**** Information supplied ****

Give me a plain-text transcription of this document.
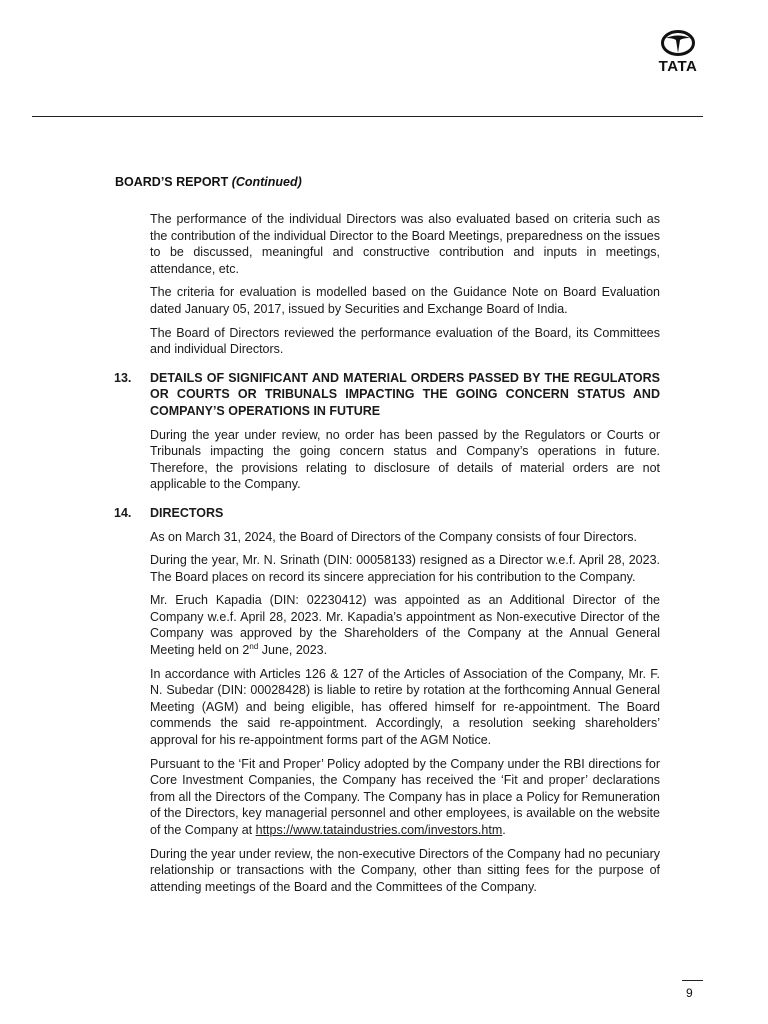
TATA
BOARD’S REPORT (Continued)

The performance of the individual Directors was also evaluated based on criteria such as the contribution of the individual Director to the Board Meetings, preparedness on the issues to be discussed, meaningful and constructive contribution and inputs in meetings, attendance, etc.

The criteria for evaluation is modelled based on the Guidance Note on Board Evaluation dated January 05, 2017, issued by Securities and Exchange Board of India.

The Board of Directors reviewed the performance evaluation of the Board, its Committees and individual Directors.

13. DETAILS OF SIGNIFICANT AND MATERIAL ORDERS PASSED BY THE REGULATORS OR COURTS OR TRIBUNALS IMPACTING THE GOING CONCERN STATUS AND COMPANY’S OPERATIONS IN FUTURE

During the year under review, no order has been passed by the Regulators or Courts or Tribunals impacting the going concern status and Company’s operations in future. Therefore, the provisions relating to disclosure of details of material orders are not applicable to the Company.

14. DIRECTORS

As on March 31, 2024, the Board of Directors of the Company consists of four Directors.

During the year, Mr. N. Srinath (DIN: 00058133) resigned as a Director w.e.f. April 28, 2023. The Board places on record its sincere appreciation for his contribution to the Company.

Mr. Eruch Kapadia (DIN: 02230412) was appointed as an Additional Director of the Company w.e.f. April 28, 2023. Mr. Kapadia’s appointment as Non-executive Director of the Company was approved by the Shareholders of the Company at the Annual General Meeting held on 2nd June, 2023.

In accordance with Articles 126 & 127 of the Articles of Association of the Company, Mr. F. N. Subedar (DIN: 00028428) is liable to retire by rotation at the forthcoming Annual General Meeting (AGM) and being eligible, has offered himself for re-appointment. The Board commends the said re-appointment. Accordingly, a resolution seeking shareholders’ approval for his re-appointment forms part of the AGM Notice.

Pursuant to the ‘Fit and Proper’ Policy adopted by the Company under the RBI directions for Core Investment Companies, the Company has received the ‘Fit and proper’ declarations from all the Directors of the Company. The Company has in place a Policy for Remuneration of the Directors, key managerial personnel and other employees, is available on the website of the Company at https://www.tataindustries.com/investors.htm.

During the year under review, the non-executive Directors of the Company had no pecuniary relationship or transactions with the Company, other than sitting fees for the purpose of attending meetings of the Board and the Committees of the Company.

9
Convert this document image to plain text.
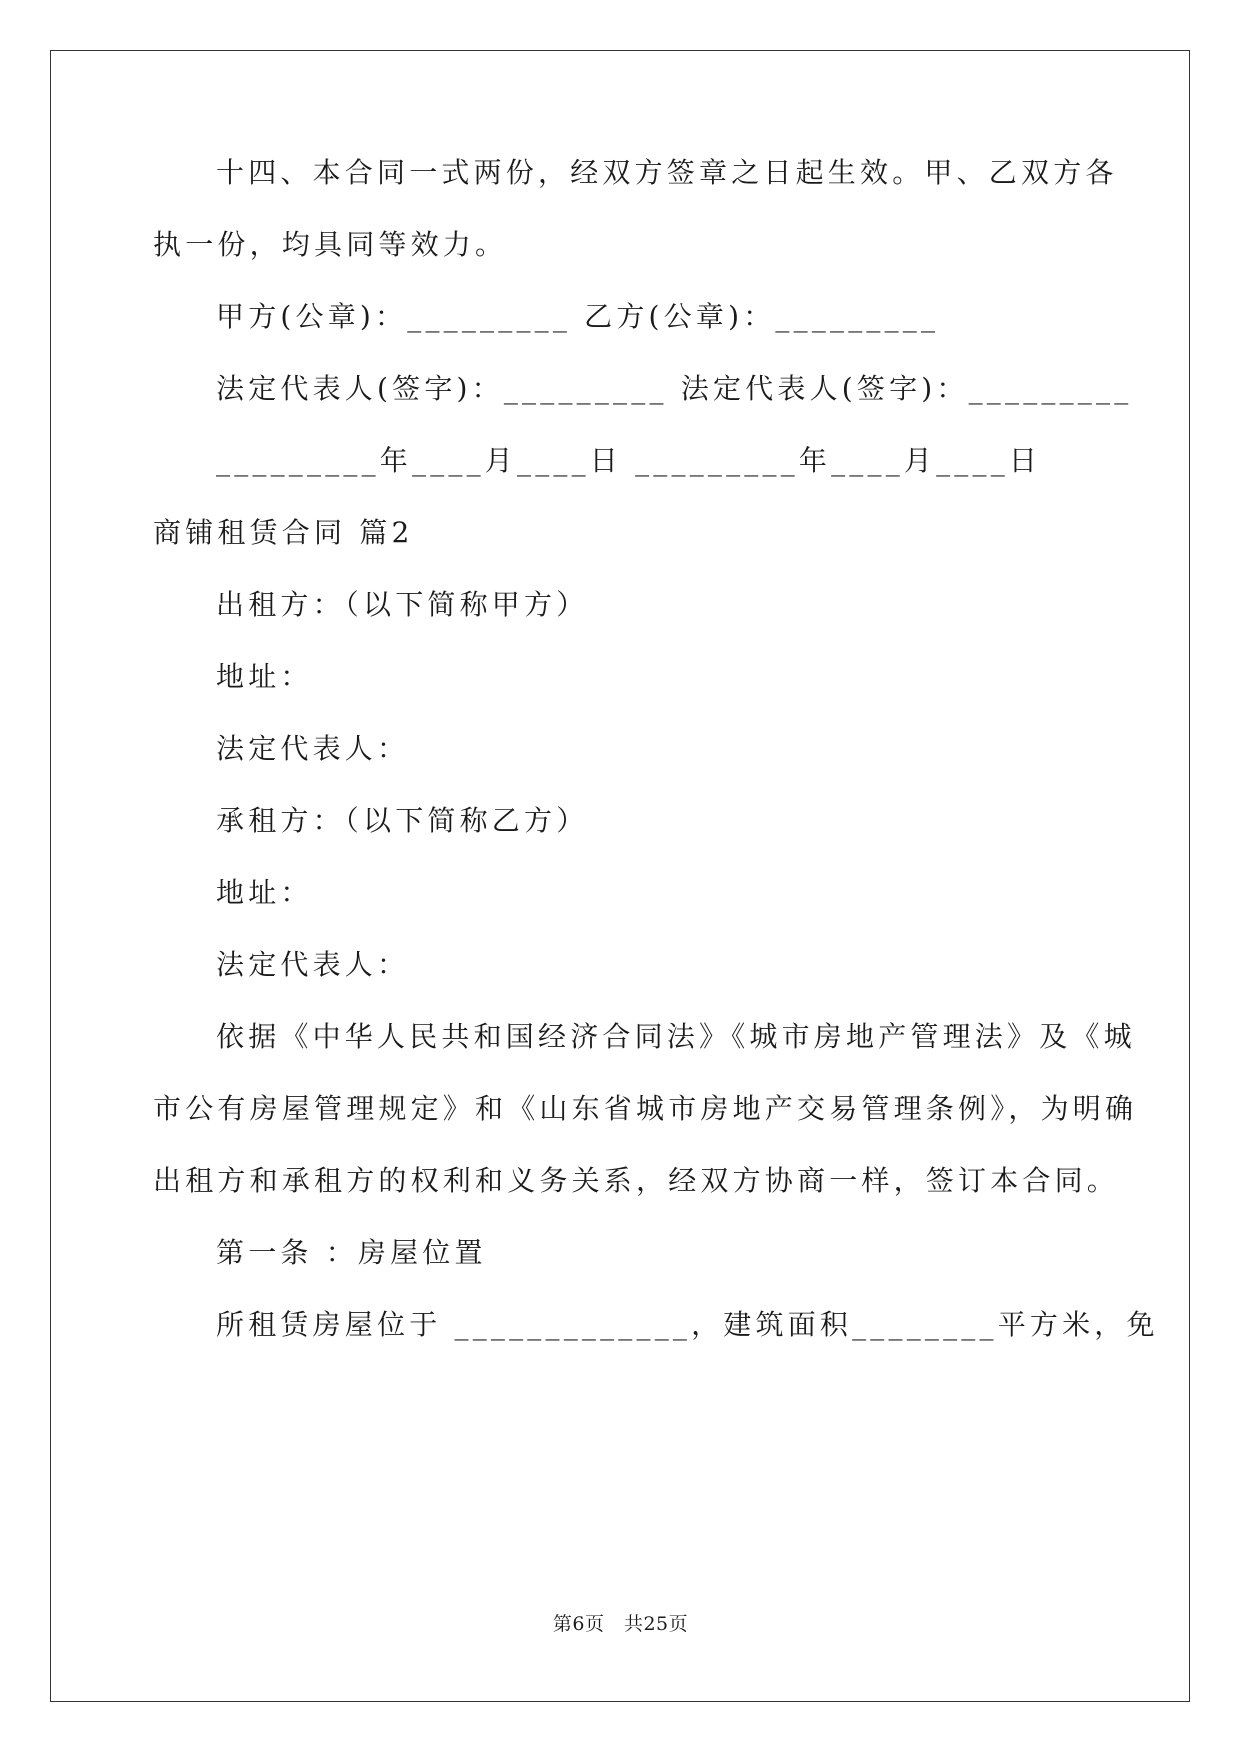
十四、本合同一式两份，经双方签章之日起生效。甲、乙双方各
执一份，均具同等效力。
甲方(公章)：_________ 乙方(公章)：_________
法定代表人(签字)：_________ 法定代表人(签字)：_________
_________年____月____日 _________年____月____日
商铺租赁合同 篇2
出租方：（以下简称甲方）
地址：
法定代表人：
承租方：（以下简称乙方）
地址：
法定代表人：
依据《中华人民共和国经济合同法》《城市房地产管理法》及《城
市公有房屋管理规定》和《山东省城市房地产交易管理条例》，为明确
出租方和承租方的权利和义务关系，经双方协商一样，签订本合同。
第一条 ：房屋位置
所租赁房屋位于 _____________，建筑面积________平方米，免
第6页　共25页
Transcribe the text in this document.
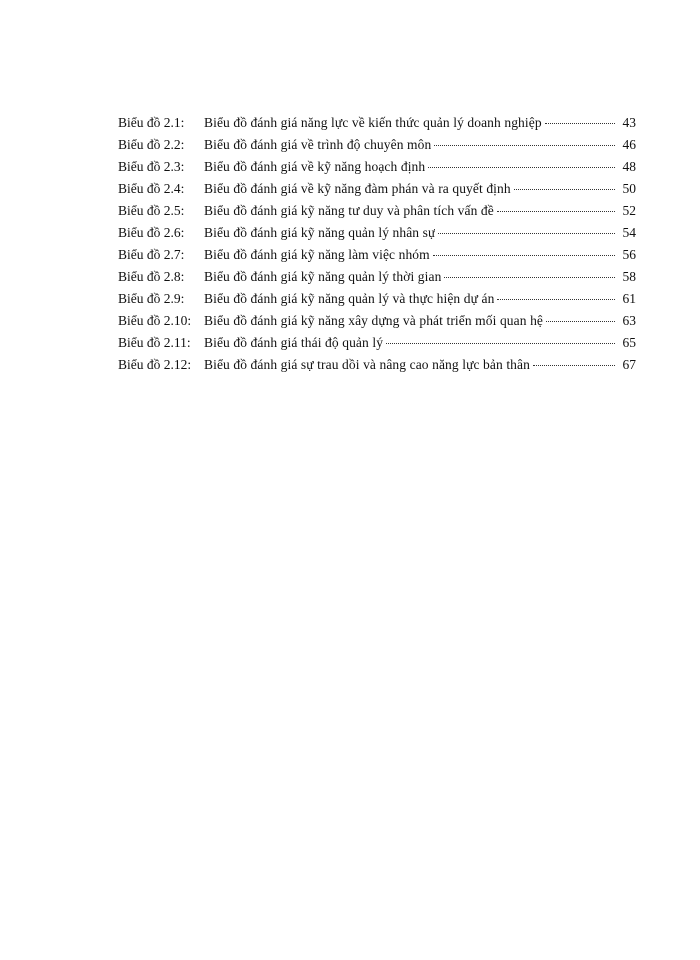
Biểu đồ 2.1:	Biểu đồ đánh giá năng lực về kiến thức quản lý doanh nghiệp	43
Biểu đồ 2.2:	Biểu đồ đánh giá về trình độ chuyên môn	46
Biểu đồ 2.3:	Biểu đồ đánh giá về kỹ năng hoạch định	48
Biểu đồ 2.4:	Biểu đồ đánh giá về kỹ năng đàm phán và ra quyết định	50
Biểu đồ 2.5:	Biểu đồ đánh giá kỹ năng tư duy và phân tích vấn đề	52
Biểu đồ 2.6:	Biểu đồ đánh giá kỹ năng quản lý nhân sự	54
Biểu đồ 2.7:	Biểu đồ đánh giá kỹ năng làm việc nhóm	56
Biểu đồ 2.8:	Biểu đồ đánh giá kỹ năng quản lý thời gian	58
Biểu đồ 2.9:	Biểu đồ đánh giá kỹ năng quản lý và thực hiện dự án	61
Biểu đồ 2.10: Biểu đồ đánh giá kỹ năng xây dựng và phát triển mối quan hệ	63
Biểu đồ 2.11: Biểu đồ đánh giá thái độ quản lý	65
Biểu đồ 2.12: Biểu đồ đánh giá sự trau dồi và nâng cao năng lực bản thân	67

****

- **What is being asked**: Going through the entries above line by line, work out how many lines include the word "định". Only the number is required.

- **Solution to the problem**: 2